## What is being asked:
Take the data that follows and retype it word for word.
=== Input records ===
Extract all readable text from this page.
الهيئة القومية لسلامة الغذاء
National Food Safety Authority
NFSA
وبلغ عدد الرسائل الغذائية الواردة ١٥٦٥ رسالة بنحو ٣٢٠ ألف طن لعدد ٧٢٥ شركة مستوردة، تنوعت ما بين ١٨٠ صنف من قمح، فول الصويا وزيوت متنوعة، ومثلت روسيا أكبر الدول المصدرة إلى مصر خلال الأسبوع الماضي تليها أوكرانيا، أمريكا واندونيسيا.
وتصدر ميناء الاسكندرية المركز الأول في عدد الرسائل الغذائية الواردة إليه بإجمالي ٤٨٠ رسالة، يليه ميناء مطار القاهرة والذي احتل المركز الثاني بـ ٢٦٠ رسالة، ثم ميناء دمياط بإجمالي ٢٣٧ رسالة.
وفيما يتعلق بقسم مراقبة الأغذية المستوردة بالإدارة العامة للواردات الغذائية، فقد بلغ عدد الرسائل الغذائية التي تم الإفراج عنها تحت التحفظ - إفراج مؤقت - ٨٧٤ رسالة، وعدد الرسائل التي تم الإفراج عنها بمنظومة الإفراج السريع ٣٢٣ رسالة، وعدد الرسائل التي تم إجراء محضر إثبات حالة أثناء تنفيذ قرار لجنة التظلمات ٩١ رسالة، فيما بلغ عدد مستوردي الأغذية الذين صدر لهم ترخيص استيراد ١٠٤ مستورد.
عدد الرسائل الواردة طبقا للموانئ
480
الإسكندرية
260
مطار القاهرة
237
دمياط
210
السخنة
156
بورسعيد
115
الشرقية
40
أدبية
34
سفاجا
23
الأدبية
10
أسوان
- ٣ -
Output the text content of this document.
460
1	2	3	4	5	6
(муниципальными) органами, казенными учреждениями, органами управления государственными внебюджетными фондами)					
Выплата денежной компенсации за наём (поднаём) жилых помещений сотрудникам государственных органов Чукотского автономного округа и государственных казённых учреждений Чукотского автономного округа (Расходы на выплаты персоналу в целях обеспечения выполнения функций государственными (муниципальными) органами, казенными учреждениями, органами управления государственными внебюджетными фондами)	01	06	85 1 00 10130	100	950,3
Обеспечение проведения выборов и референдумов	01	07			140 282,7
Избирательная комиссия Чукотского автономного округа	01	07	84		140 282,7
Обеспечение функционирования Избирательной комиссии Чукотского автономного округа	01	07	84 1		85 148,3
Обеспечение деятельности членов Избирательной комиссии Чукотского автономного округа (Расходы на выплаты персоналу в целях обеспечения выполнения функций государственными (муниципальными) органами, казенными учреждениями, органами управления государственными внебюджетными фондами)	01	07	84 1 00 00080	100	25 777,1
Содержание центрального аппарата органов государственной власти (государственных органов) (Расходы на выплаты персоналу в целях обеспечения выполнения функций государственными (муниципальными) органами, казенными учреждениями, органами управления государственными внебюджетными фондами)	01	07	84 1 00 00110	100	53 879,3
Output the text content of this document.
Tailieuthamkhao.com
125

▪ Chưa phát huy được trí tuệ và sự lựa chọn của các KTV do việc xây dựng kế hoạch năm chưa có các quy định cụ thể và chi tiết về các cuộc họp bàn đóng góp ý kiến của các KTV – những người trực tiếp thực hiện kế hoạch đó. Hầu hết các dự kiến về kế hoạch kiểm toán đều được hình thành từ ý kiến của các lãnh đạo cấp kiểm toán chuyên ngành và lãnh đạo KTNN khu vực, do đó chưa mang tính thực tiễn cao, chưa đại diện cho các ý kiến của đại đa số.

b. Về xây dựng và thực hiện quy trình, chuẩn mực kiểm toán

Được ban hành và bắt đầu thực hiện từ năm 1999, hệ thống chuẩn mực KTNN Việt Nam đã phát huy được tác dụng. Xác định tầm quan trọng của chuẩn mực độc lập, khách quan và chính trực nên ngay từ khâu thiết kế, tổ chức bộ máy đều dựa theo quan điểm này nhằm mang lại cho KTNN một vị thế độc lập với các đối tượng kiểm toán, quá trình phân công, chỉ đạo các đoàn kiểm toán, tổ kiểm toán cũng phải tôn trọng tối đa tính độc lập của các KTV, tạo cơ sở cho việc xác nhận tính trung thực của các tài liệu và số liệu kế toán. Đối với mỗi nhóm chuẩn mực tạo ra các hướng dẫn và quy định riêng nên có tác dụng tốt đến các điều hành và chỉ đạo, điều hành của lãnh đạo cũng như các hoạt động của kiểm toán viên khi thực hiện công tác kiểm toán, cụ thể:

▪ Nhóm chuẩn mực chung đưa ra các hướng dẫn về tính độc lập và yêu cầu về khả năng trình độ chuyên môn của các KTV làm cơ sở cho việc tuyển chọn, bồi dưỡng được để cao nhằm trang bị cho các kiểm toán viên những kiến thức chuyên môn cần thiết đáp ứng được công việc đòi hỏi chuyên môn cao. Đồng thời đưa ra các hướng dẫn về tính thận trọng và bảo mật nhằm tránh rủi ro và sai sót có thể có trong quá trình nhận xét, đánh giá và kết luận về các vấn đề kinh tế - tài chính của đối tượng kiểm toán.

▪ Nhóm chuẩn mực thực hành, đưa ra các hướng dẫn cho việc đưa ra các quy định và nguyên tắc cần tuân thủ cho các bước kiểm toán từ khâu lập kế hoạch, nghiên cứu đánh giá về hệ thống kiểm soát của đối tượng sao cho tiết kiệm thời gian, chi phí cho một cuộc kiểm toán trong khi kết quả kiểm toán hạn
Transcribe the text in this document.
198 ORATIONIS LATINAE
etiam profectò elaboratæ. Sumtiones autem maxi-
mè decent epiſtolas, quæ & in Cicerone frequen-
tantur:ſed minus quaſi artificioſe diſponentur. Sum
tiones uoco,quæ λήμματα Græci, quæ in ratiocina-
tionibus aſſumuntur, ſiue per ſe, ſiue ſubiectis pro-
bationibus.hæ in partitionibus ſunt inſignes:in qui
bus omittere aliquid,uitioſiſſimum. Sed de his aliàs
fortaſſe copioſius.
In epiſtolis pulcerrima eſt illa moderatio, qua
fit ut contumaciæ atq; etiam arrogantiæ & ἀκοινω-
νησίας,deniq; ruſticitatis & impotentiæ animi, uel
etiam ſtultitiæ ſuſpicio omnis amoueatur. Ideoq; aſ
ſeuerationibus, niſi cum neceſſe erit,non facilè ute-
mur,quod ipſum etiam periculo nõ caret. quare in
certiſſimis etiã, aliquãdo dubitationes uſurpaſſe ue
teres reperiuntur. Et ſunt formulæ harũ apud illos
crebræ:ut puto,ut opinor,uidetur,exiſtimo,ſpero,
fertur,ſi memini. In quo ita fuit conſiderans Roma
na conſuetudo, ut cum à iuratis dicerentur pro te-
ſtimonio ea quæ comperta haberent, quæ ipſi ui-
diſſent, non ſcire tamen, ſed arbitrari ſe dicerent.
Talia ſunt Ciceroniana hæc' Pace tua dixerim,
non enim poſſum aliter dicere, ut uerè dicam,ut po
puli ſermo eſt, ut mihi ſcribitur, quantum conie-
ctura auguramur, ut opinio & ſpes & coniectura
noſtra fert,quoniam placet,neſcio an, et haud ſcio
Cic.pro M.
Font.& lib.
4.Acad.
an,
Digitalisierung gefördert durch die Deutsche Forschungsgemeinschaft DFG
===
## Exercise answer:
Extract all readable text from this page.
الهيئة القومية لسلامة الغذاء
National Food Safety Authority
NFSA
وبلغ عدد الرسائل الغذائية الواردة ١٥٦٥ رسالة بنحو ٣٢٠ ألف طن لعدد ٧٢٥ شركة مستوردة، تنوعت ما بين ١٨٠ صنف من قمح، فول الصويا وزيوت متنوعة، ومثلت روسيا أكبر الدول المصدرة إلى مصر خلال الأسبوع الماضي تليها أوكرانيا، أمريكا واندونيسيا.
وتصدر ميناء الاسكندرية المركز الأول في عدد الرسائل الغذائية الواردة إليه بإجمالي ٤٨٠ رسالة، يليه ميناء مطار القاهرة والذي احتل المركز الثاني بـ ٢٦٠ رسالة، ثم ميناء دمياط بإجمالي ٢٣٧ رسالة.
وفيما يتعلق بقسم مراقبة الأغذية المستوردة بالإدارة العامة للواردات الغذائية، فقد بلغ عدد الرسائل الغذائية التي تم الإفراج عنها تحت التحفظ - إفراج مؤقت - ٨٧٤ رسالة، وعدد الرسائل التي تم الإفراج عنها بمنظومة الإفراج السريع ٣٢٣ رسالة، وعدد الرسائل التي تم إجراء محضر إثبات حالة أثناء تنفيذ قرار لجنة التظلمات ٩١ رسالة، فيما بلغ عدد مستوردي الأغذية الذين صدر لهم ترخيص استيراد ١٠٤ مستورد.
عدد الرسائل الواردة طبقا للموانئ
480
الإسكندرية
260
مطار القاهرة
237
دمياط
210
السخنة
156
بورسعيد
115
الشرقية
40
أدبية
34
سفاجا
23
الأدبية
10
أسوان
- ٣ -
Output the text content of this document.
460
1	2	3	4	5	6
(муниципальными) органами, казенными учреждениями, органами управления государственными внебюджетными фондами)					
Выплата денежной компенсации за наём (поднаём) жилых помещений сотрудникам государственных органов Чукотского автономного округа и государственных казённых учреждений Чукотского автономного округа (Расходы на выплаты персоналу в целях обеспечения выполнения функций государственными (муниципальными) органами, казенными учреждениями, органами управления государственными внебюджетными фондами)	01	06	85 1 00 10130	100	950,3
Обеспечение проведения выборов и референдумов	01	07			140 282,7
Избирательная комиссия Чукотского автономного округа	01	07	84		140 282,7
Обеспечение функционирования Избирательной комиссии Чукотского автономного округа	01	07	84 1		85 148,3
Обеспечение деятельности членов Избирательной комиссии Чукотского автономного округа (Расходы на выплаты персоналу в целях обеспечения выполнения функций государственными (муниципальными) органами, казенными учреждениями, органами управления государственными внебюджетными фондами)	01	07	84 1 00 00080	100	25 777,1
Содержание центрального аппарата органов государственной власти (государственных органов) (Расходы на выплаты персоналу в целях обеспечения выполнения функций государственными (муниципальными) органами, казенными учреждениями, органами управления государственными внебюджетными фондами)	01	07	84 1 00 00110	100	53 879,3
Output the text content of this document.
Tailieuthamkhao.com
125

▪ Chưa phát huy được trí tuệ và sự lựa chọn của các KTV do việc xây dựng kế hoạch năm chưa có các quy định cụ thể và chi tiết về các cuộc họp bàn đóng góp ý kiến của các KTV – những người trực tiếp thực hiện kế hoạch đó. Hầu hết các dự kiến về kế hoạch kiểm toán đều được hình thành từ ý kiến của các lãnh đạo cấp kiểm toán chuyên ngành và lãnh đạo KTNN khu vực, do đó chưa mang tính thực tiễn cao, chưa đại diện cho các ý kiến của đại đa số.

b. Về xây dựng và thực hiện quy trình, chuẩn mực kiểm toán

Được ban hành và bắt đầu thực hiện từ năm 1999, hệ thống chuẩn mực KTNN Việt Nam đã phát huy được tác dụng. Xác định tầm quan trọng của chuẩn mực độc lập, khách quan và chính trực nên ngay từ khâu thiết kế, tổ chức bộ máy đều dựa theo quan điểm này nhằm mang lại cho KTNN một vị thế độc lập với các đối tượng kiểm toán, quá trình phân công, chỉ đạo các đoàn kiểm toán, tổ kiểm toán cũng phải tôn trọng tối đa tính độc lập của các KTV, tạo cơ sở cho việc xác nhận tính trung thực của các tài liệu và số liệu kế toán. Đối với mỗi nhóm chuẩn mực tạo ra các hướng dẫn và quy định riêng nên có tác dụng tốt đến các điều hành và chỉ đạo, điều hành của lãnh đạo cũng như các hoạt động của kiểm toán viên khi thực hiện công tác kiểm toán, cụ thể:

▪ Nhóm chuẩn mực chung đưa ra các hướng dẫn về tính độc lập và yêu cầu về khả năng trình độ chuyên môn của các KTV làm cơ sở cho việc tuyển chọn, bồi dưỡng được để cao nhằm trang bị cho các kiểm toán viên những kiến thức chuyên môn cần thiết đáp ứng được công việc đòi hỏi chuyên môn cao. Đồng thời đưa ra các hướng dẫn về tính thận trọng và bảo mật nhằm tránh rủi ro và sai sót có thể có trong quá trình nhận xét, đánh giá và kết luận về các vấn đề kinh tế - tài chính của đối tượng kiểm toán.

▪ Nhóm chuẩn mực thực hành, đưa ra các hướng dẫn cho việc đưa ra các quy định và nguyên tắc cần tuân thủ cho các bước kiểm toán từ khâu lập kế hoạch, nghiên cứu đánh giá về hệ thống kiểm soát của đối tượng sao cho tiết kiệm thời gian, chi phí cho một cuộc kiểm toán trong khi kết quả kiểm toán hạn
Transcribe the text in this document.
198 ORATIONIS LATINAE
etiam profectò elaboratæ. Sumtiones autem maxi-
mè decent epiſtolas, quæ & in Cicerone frequen-
tantur:ſed minus quaſi artificioſe diſponentur. Sum
tiones uoco,quæ λήμματα Græci, quæ in ratiocina-
tionibus aſſumuntur, ſiue per ſe, ſiue ſubiectis pro-
bationibus.hæ in partitionibus ſunt inſignes:in qui
bus omittere aliquid,uitioſiſſimum. Sed de his aliàs
fortaſſe copioſius.
In epiſtolis pulcerrima eſt illa moderatio, qua
fit ut contumaciæ atq; etiam arrogantiæ & ἀκοινω-
νησίας,deniq; ruſticitatis & impotentiæ animi, uel
etiam ſtultitiæ ſuſpicio omnis amoueatur. Ideoq; aſ
ſeuerationibus, niſi cum neceſſe erit,non facilè ute-
mur,quod ipſum etiam periculo nõ caret. quare in
certiſſimis etiã, aliquãdo dubitationes uſurpaſſe ue
teres reperiuntur. Et ſunt formulæ harũ apud illos
crebræ:ut puto,ut opinor,uidetur,exiſtimo,ſpero,
fertur,ſi memini. In quo ita fuit conſiderans Roma
na conſuetudo, ut cum à iuratis dicerentur pro te-
ſtimonio ea quæ comperta haberent, quæ ipſi ui-
diſſent, non ſcire tamen, ſed arbitrari ſe dicerent.
Talia ſunt Ciceroniana hæc' Pace tua dixerim,
non enim poſſum aliter dicere, ut uerè dicam,ut po
puli ſermo eſt, ut mihi ſcribitur, quantum conie-
ctura auguramur, ut opinio & ſpes & coniectura
noſtra fert,quoniam placet,neſcio an, et haud ſcio
Cic.pro M.
Font.& lib.
4.Acad.
an,
Digitalisierung gefördert durch die Deutsche Forschungsgemeinschaft DFG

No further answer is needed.